[Lines of data]
** start **

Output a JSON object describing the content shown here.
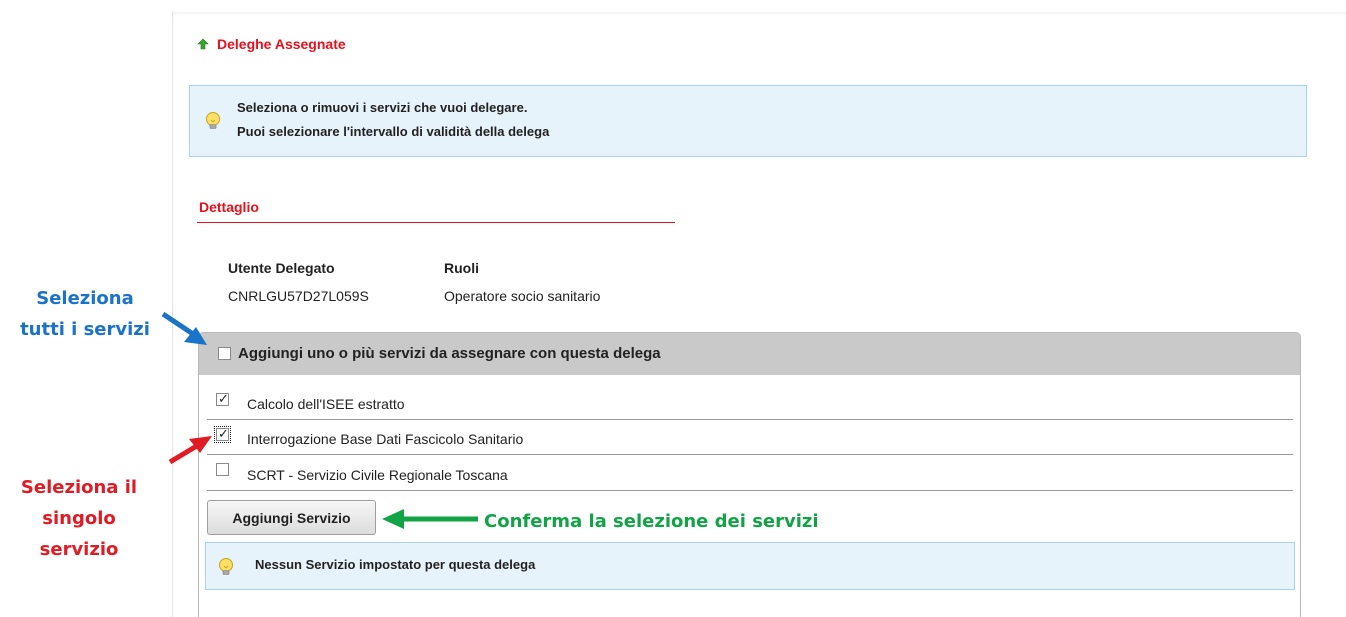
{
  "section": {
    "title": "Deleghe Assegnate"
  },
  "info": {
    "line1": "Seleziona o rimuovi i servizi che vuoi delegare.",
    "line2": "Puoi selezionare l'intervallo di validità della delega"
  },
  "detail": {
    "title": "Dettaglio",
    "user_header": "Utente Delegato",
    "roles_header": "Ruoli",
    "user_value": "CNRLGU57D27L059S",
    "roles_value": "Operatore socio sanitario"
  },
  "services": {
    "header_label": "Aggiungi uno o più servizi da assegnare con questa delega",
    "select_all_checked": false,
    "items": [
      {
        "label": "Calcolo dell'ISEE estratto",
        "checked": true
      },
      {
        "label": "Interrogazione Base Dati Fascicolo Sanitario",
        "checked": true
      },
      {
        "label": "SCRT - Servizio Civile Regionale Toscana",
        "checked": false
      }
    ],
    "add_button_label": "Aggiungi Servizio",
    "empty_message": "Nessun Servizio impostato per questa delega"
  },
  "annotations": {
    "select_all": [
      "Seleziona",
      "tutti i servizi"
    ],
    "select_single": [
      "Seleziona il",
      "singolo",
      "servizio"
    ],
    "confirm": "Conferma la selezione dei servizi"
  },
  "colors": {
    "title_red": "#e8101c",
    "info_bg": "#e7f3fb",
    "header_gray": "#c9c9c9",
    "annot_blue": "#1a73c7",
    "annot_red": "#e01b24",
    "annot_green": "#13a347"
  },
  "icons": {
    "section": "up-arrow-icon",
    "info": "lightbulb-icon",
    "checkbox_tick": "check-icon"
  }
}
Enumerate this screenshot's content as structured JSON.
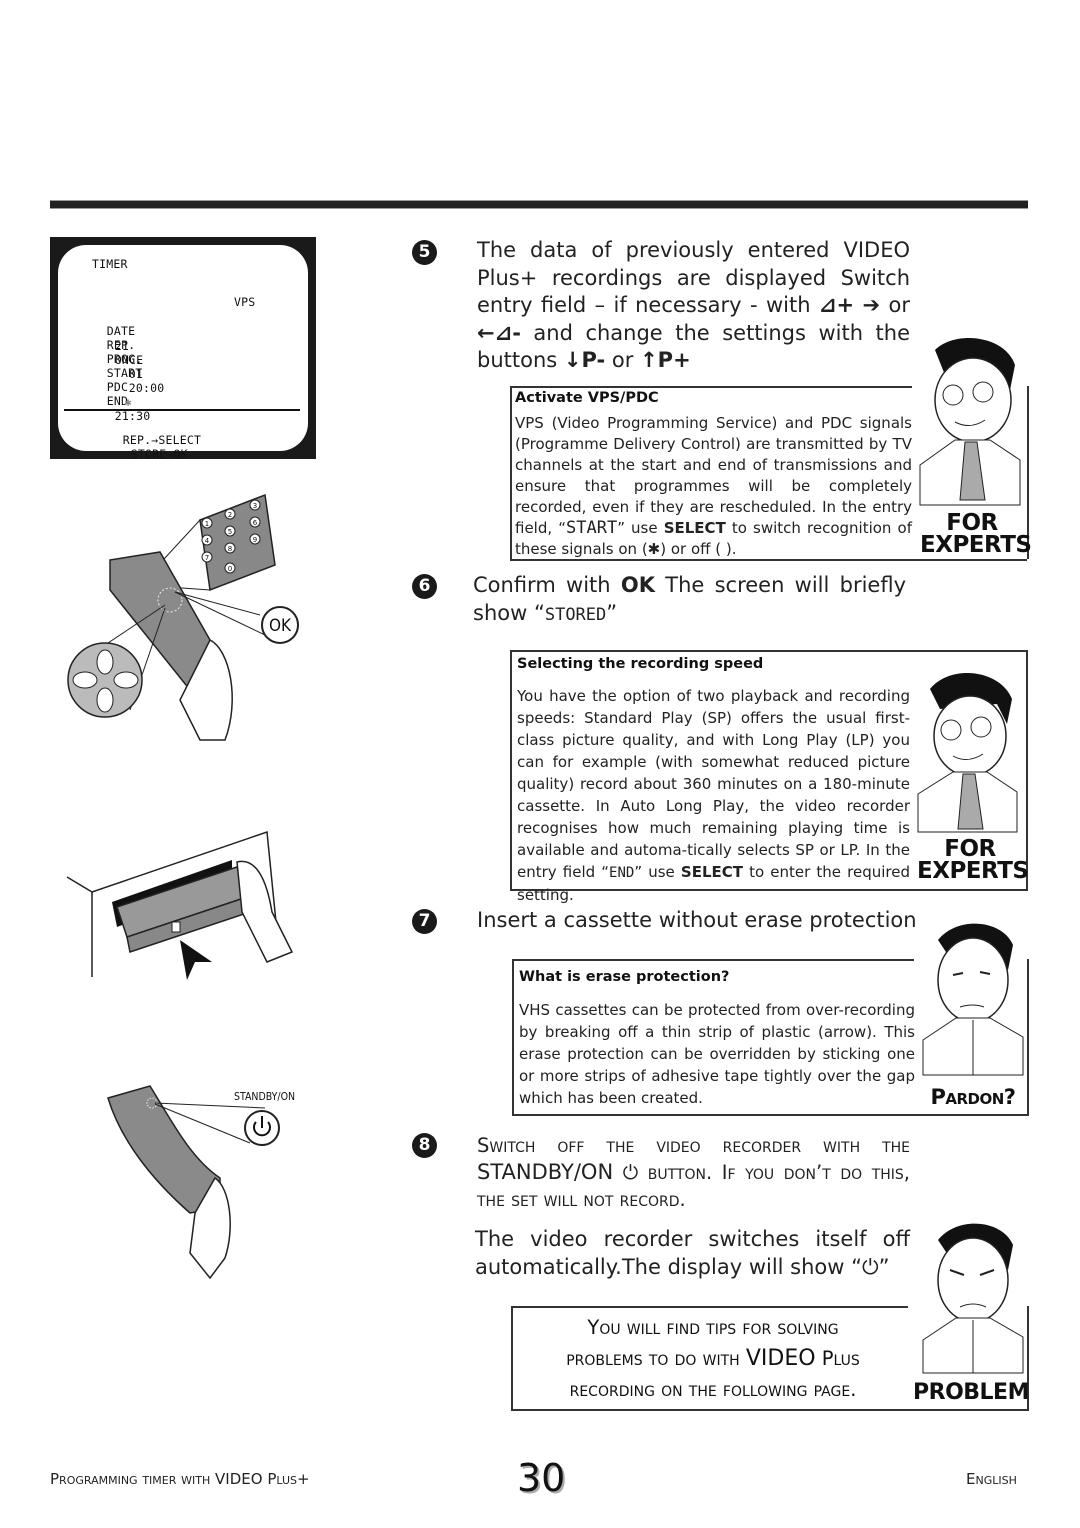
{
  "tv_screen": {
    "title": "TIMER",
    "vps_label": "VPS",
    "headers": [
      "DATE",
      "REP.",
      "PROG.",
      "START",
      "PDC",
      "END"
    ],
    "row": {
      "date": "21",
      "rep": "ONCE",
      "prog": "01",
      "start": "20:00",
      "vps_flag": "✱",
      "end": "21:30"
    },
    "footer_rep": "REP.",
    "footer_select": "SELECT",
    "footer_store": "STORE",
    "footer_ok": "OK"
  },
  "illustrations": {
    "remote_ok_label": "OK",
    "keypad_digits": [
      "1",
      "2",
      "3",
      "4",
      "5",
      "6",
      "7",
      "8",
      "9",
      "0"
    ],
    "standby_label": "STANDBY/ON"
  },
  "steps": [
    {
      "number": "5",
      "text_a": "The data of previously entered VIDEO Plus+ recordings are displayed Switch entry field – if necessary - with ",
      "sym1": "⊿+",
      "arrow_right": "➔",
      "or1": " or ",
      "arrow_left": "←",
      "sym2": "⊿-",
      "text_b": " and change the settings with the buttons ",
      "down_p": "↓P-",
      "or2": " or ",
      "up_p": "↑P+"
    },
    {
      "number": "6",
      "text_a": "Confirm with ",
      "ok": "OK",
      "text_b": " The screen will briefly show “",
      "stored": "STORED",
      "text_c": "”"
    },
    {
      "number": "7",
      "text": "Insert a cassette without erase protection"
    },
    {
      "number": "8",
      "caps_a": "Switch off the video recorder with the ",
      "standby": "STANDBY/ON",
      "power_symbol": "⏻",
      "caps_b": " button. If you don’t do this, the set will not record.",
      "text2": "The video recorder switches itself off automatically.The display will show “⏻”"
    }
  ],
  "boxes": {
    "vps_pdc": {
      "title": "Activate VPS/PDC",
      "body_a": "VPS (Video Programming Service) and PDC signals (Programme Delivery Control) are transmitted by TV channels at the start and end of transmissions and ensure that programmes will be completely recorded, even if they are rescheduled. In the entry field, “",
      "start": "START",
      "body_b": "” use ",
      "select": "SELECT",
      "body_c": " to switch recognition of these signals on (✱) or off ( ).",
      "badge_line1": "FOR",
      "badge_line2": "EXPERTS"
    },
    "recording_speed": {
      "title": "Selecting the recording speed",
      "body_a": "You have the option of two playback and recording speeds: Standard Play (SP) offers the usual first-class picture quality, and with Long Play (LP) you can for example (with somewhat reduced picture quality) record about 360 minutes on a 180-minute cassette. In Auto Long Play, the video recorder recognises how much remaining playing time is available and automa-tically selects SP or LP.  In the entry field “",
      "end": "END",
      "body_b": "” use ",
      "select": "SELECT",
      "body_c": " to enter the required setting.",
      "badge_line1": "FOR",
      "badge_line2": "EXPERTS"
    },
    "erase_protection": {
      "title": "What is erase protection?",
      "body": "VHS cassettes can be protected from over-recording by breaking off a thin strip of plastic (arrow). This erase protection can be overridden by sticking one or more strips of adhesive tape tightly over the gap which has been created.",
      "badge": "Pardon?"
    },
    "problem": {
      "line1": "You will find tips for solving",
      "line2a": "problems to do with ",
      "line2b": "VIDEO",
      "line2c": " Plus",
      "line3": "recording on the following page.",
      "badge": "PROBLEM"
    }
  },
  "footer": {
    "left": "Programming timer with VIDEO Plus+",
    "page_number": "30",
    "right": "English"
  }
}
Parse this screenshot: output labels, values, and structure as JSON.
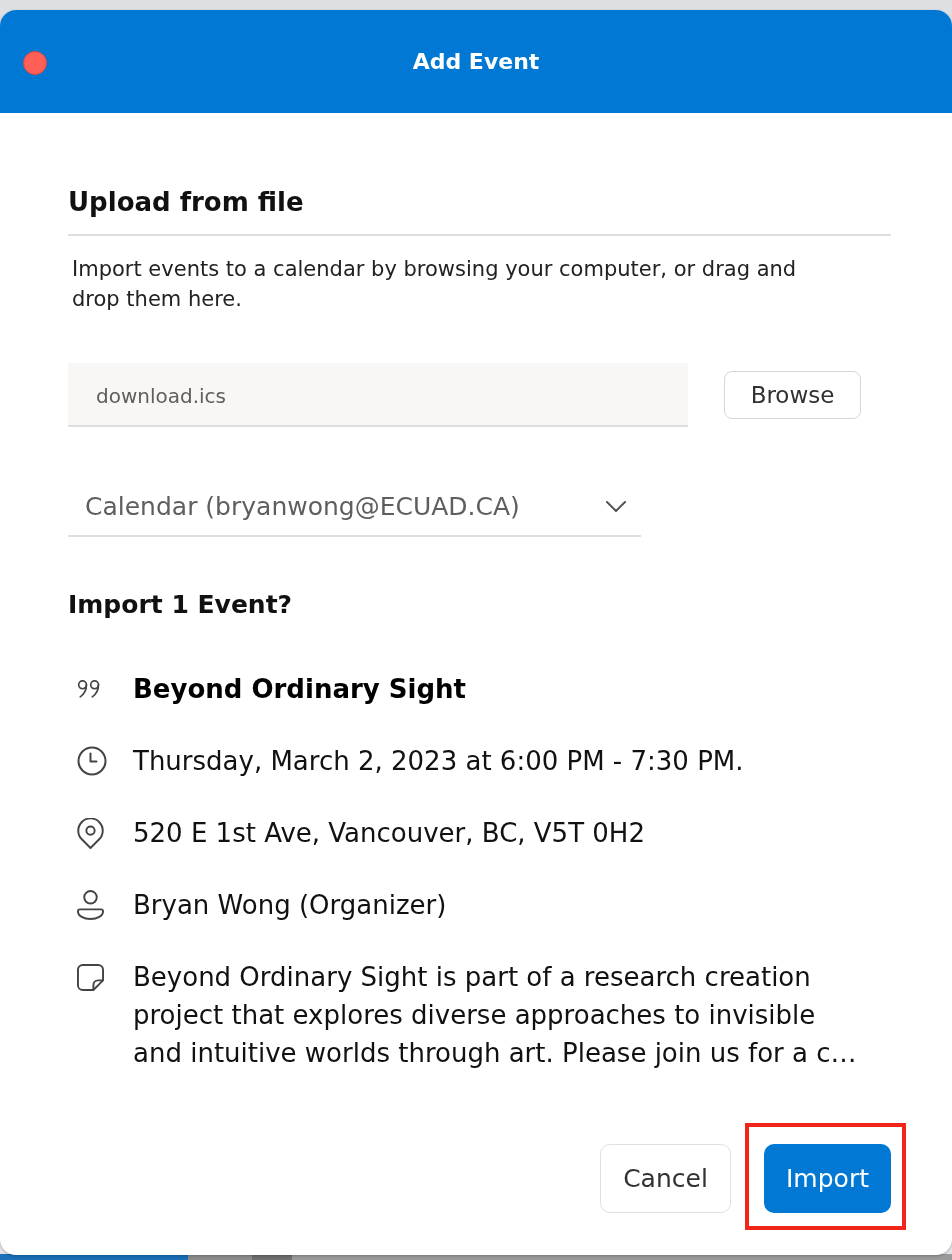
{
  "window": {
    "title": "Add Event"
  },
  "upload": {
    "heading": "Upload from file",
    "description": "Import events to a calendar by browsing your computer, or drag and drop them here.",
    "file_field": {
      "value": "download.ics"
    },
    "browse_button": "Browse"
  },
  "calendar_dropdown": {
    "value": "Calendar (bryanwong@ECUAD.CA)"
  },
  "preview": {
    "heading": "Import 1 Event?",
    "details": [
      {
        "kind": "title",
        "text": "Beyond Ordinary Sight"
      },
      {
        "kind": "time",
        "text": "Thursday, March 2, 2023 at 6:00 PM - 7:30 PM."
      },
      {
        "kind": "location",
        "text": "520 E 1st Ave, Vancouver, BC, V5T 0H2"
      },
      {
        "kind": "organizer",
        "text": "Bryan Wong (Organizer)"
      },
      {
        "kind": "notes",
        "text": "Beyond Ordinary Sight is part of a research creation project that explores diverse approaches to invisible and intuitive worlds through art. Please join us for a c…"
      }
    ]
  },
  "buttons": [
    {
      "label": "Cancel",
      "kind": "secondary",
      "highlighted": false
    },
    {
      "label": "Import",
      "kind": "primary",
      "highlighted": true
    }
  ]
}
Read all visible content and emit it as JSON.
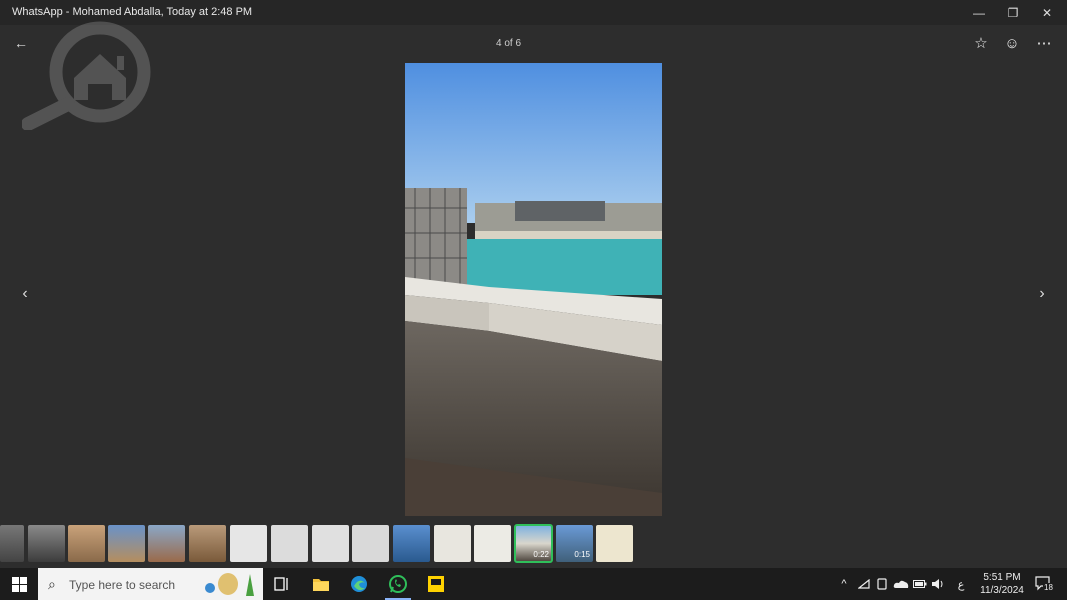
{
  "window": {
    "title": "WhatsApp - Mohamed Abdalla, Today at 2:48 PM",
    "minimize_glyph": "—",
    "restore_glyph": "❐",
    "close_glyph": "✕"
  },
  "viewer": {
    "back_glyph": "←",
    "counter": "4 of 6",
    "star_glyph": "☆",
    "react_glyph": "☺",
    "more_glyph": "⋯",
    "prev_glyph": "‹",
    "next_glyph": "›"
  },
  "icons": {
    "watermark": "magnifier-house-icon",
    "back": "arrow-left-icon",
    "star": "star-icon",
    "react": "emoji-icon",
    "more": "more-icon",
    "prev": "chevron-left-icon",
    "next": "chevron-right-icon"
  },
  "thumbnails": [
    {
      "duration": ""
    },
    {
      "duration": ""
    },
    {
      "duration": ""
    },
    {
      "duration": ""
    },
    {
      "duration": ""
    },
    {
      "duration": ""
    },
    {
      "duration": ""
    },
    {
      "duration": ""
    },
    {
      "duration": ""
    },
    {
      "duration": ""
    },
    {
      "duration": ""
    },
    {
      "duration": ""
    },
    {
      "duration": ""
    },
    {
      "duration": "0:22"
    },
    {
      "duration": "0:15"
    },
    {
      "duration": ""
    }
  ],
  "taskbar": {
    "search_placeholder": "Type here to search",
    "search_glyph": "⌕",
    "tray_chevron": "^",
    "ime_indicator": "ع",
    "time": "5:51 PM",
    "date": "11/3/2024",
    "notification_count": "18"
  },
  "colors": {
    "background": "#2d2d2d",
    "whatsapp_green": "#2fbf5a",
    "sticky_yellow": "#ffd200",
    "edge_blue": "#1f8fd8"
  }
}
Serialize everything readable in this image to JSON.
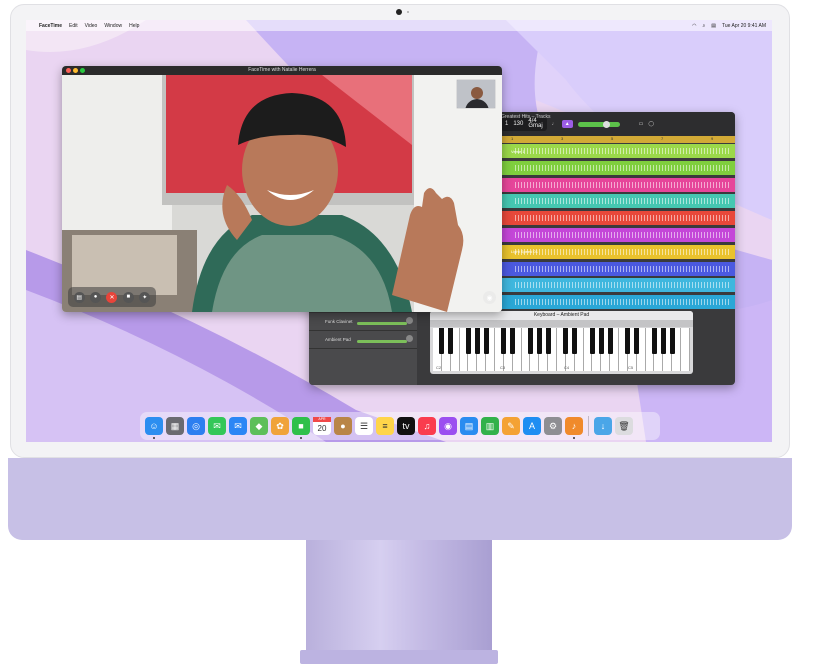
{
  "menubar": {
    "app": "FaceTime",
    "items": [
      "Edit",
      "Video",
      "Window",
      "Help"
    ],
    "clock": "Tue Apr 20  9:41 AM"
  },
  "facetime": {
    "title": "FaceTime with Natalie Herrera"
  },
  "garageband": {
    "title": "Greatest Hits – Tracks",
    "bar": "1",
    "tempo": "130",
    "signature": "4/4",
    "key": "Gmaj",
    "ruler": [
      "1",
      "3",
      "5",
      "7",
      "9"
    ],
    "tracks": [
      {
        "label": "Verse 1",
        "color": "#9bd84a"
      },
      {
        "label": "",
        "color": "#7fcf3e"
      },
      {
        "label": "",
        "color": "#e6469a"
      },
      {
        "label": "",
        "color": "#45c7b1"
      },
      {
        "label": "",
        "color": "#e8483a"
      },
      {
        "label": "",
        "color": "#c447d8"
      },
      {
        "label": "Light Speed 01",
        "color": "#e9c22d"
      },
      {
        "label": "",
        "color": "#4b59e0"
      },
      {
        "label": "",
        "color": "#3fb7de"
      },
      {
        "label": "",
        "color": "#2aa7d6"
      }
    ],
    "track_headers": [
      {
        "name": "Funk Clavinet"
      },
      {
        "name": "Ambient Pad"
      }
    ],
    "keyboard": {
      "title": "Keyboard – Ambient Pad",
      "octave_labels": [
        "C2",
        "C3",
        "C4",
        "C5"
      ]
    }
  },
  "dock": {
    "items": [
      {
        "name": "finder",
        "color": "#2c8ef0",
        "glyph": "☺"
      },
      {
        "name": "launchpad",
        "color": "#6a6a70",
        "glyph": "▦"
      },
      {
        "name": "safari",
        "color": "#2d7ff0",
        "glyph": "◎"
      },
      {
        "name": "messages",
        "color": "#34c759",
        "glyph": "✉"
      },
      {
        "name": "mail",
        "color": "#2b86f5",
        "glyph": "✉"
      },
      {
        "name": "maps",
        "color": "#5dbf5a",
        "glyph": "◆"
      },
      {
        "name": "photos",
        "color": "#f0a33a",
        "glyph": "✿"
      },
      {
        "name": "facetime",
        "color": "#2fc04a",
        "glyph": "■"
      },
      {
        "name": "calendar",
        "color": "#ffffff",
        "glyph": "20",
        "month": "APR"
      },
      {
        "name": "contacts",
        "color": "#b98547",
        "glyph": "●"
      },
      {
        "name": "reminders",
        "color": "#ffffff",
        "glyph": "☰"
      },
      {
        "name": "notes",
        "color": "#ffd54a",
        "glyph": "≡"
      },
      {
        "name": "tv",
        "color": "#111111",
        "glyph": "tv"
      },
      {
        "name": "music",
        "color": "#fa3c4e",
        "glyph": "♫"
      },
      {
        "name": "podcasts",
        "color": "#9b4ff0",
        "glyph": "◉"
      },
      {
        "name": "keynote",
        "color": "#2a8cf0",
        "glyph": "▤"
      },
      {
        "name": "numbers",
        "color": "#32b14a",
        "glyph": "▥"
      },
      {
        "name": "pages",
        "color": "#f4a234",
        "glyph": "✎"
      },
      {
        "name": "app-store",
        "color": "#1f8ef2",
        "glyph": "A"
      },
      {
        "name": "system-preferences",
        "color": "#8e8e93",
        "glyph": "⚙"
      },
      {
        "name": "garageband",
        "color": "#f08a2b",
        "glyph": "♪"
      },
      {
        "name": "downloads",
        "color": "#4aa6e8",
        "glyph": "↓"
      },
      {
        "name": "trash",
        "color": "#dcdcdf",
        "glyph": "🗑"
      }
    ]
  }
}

** end **

_SHORT EXERCISE:_ Tally up the lines with the word "kind" in them, and answer with that number by itself.

_RESULT:_ 7